* [Request]: Each line that follows should be printed again exactly as it stands.

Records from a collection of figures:
>> begin
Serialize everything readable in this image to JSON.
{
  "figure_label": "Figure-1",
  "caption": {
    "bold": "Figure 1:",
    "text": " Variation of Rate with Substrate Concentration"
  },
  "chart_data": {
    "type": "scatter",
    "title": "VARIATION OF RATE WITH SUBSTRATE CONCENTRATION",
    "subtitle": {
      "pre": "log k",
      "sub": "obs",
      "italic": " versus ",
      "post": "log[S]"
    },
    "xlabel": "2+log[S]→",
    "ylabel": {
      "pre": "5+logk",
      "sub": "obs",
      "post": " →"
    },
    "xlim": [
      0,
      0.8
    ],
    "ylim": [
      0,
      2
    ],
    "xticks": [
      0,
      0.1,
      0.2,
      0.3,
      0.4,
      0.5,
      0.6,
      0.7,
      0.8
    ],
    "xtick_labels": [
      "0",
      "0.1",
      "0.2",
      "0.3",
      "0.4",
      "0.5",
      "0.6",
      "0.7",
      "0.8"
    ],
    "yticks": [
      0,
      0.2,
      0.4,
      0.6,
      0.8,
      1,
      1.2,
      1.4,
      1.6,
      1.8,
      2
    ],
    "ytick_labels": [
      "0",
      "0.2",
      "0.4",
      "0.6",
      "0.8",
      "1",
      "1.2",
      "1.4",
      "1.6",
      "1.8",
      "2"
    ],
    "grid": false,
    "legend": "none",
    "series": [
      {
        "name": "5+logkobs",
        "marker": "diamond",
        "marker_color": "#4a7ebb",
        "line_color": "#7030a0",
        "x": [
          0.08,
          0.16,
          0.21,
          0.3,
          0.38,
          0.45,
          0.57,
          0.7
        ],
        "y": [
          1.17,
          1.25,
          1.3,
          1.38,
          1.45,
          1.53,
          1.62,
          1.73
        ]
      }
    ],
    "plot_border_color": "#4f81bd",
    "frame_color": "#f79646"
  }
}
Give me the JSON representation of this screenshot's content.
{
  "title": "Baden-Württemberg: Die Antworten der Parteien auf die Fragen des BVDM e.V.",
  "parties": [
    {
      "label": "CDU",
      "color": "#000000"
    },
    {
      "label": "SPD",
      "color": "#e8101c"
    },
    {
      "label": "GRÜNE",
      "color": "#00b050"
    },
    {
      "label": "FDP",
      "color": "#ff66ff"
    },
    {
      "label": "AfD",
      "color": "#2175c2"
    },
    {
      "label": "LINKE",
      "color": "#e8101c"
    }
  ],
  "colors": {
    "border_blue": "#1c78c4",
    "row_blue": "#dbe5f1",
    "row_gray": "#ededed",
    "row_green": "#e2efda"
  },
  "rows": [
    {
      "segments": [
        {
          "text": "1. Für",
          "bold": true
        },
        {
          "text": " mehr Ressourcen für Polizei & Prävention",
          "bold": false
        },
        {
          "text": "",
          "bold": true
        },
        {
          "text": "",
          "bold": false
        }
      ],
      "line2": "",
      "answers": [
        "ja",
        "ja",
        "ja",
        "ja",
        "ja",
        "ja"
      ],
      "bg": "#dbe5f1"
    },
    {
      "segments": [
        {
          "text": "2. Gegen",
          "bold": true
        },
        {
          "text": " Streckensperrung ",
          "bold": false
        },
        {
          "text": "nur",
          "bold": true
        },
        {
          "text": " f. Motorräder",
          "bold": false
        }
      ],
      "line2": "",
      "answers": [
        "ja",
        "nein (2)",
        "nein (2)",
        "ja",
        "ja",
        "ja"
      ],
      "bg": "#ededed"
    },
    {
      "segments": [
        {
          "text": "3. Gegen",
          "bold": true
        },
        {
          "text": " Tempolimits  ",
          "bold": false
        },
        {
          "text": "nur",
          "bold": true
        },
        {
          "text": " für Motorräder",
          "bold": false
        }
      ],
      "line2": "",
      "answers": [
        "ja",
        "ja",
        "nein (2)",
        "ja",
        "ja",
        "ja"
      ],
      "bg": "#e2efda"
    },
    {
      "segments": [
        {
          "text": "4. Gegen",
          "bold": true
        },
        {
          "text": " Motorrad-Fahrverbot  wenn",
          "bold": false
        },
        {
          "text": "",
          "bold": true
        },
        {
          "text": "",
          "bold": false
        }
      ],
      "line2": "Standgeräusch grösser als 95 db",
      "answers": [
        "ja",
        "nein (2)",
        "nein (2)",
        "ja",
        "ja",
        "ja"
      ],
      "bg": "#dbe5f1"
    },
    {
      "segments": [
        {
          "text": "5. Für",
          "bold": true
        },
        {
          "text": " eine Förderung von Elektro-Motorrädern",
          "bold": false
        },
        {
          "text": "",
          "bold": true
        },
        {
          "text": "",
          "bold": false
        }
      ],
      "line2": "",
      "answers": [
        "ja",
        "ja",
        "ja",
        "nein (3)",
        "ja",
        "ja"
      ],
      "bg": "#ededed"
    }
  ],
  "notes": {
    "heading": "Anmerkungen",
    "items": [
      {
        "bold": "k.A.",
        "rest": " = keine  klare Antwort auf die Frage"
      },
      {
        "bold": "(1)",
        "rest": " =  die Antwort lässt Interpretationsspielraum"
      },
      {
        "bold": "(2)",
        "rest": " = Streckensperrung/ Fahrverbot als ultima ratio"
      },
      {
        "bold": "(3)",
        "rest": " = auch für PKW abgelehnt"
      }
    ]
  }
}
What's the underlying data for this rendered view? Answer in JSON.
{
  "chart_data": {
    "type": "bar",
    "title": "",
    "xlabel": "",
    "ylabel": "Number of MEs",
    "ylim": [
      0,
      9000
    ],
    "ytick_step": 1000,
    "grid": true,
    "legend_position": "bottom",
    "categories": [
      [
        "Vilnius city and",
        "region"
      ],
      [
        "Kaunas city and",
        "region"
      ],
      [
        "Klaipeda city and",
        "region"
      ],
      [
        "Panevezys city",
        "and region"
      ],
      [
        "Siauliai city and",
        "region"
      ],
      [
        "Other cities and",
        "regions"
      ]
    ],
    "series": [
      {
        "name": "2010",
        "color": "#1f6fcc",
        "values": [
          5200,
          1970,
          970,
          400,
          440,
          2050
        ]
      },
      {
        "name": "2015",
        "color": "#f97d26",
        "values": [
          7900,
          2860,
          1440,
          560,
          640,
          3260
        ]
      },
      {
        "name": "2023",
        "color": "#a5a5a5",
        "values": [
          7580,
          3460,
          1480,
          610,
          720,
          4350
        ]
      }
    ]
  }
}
>> end
* [Final result]:
Serialize everything readable in this image to JSON.
{
  "figure_label": "Figure-1",
  "caption": {
    "bold": "Figure 1:",
    "text": " Variation of Rate with Substrate Concentration"
  },
  "chart_data": {
    "type": "scatter",
    "title": "VARIATION OF RATE WITH SUBSTRATE CONCENTRATION",
    "subtitle": {
      "pre": "log k",
      "sub": "obs",
      "italic": " versus ",
      "post": "log[S]"
    },
    "xlabel": "2+log[S]→",
    "ylabel": {
      "pre": "5+logk",
      "sub": "obs",
      "post": " →"
    },
    "xlim": [
      0,
      0.8
    ],
    "ylim": [
      0,
      2
    ],
    "xticks": [
      0,
      0.1,
      0.2,
      0.3,
      0.4,
      0.5,
      0.6,
      0.7,
      0.8
    ],
    "xtick_labels": [
      "0",
      "0.1",
      "0.2",
      "0.3",
      "0.4",
      "0.5",
      "0.6",
      "0.7",
      "0.8"
    ],
    "yticks": [
      0,
      0.2,
      0.4,
      0.6,
      0.8,
      1,
      1.2,
      1.4,
      1.6,
      1.8,
      2
    ],
    "ytick_labels": [
      "0",
      "0.2",
      "0.4",
      "0.6",
      "0.8",
      "1",
      "1.2",
      "1.4",
      "1.6",
      "1.8",
      "2"
    ],
    "grid": false,
    "legend": "none",
    "series": [
      {
        "name": "5+logkobs",
        "marker": "diamond",
        "marker_color": "#4a7ebb",
        "line_color": "#7030a0",
        "x": [
          0.08,
          0.16,
          0.21,
          0.3,
          0.38,
          0.45,
          0.57,
          0.7
        ],
        "y": [
          1.17,
          1.25,
          1.3,
          1.38,
          1.45,
          1.53,
          1.62,
          1.73
        ]
      }
    ],
    "plot_border_color": "#4f81bd",
    "frame_color": "#f79646"
  }
}
Give me the JSON representation of this screenshot's content.
{
  "title": "Baden-Württemberg: Die Antworten der Parteien auf die Fragen des BVDM e.V.",
  "parties": [
    {
      "label": "CDU",
      "color": "#000000"
    },
    {
      "label": "SPD",
      "color": "#e8101c"
    },
    {
      "label": "GRÜNE",
      "color": "#00b050"
    },
    {
      "label": "FDP",
      "color": "#ff66ff"
    },
    {
      "label": "AfD",
      "color": "#2175c2"
    },
    {
      "label": "LINKE",
      "color": "#e8101c"
    }
  ],
  "colors": {
    "border_blue": "#1c78c4",
    "row_blue": "#dbe5f1",
    "row_gray": "#ededed",
    "row_green": "#e2efda"
  },
  "rows": [
    {
      "segments": [
        {
          "text": "1. Für",
          "bold": true
        },
        {
          "text": " mehr Ressourcen für Polizei & Prävention",
          "bold": false
        },
        {
          "text": "",
          "bold": true
        },
        {
          "text": "",
          "bold": false
        }
      ],
      "line2": "",
      "answers": [
        "ja",
        "ja",
        "ja",
        "ja",
        "ja",
        "ja"
      ],
      "bg": "#dbe5f1"
    },
    {
      "segments": [
        {
          "text": "2. Gegen",
          "bold": true
        },
        {
          "text": " Streckensperrung ",
          "bold": false
        },
        {
          "text": "nur",
          "bold": true
        },
        {
          "text": " f. Motorräder",
          "bold": false
        }
      ],
      "line2": "",
      "answers": [
        "ja",
        "nein (2)",
        "nein (2)",
        "ja",
        "ja",
        "ja"
      ],
      "bg": "#ededed"
    },
    {
      "segments": [
        {
          "text": "3. Gegen",
          "bold": true
        },
        {
          "text": " Tempolimits  ",
          "bold": false
        },
        {
          "text": "nur",
          "bold": true
        },
        {
          "text": " für Motorräder",
          "bold": false
        }
      ],
      "line2": "",
      "answers": [
        "ja",
        "ja",
        "nein (2)",
        "ja",
        "ja",
        "ja"
      ],
      "bg": "#e2efda"
    },
    {
      "segments": [
        {
          "text": "4. Gegen",
          "bold": true
        },
        {
          "text": " Motorrad-Fahrverbot  wenn",
          "bold": false
        },
        {
          "text": "",
          "bold": true
        },
        {
          "text": "",
          "bold": false
        }
      ],
      "line2": "Standgeräusch grösser als 95 db",
      "answers": [
        "ja",
        "nein (2)",
        "nein (2)",
        "ja",
        "ja",
        "ja"
      ],
      "bg": "#dbe5f1"
    },
    {
      "segments": [
        {
          "text": "5. Für",
          "bold": true
        },
        {
          "text": " eine Förderung von Elektro-Motorrädern",
          "bold": false
        },
        {
          "text": "",
          "bold": true
        },
        {
          "text": "",
          "bold": false
        }
      ],
      "line2": "",
      "answers": [
        "ja",
        "ja",
        "ja",
        "nein (3)",
        "ja",
        "ja"
      ],
      "bg": "#ededed"
    }
  ],
  "notes": {
    "heading": "Anmerkungen",
    "items": [
      {
        "bold": "k.A.",
        "rest": " = keine  klare Antwort auf die Frage"
      },
      {
        "bold": "(1)",
        "rest": " =  die Antwort lässt Interpretationsspielraum"
      },
      {
        "bold": "(2)",
        "rest": " = Streckensperrung/ Fahrverbot als ultima ratio"
      },
      {
        "bold": "(3)",
        "rest": " = auch für PKW abgelehnt"
      }
    ]
  }
}
What's the underlying data for this rendered view? Answer in JSON.
{
  "chart_data": {
    "type": "bar",
    "title": "",
    "xlabel": "",
    "ylabel": "Number of MEs",
    "ylim": [
      0,
      9000
    ],
    "ytick_step": 1000,
    "grid": true,
    "legend_position": "bottom",
    "categories": [
      [
        "Vilnius city and",
        "region"
      ],
      [
        "Kaunas city and",
        "region"
      ],
      [
        "Klaipeda city and",
        "region"
      ],
      [
        "Panevezys city",
        "and region"
      ],
      [
        "Siauliai city and",
        "region"
      ],
      [
        "Other cities and",
        "regions"
      ]
    ],
    "series": [
      {
        "name": "2010",
        "color": "#1f6fcc",
        "values": [
          5200,
          1970,
          970,
          400,
          440,
          2050
        ]
      },
      {
        "name": "2015",
        "color": "#f97d26",
        "values": [
          7900,
          2860,
          1440,
          560,
          640,
          3260
        ]
      },
      {
        "name": "2023",
        "color": "#a5a5a5",
        "values": [
          7580,
          3460,
          1480,
          610,
          720,
          4350
        ]
      }
    ]
  }
}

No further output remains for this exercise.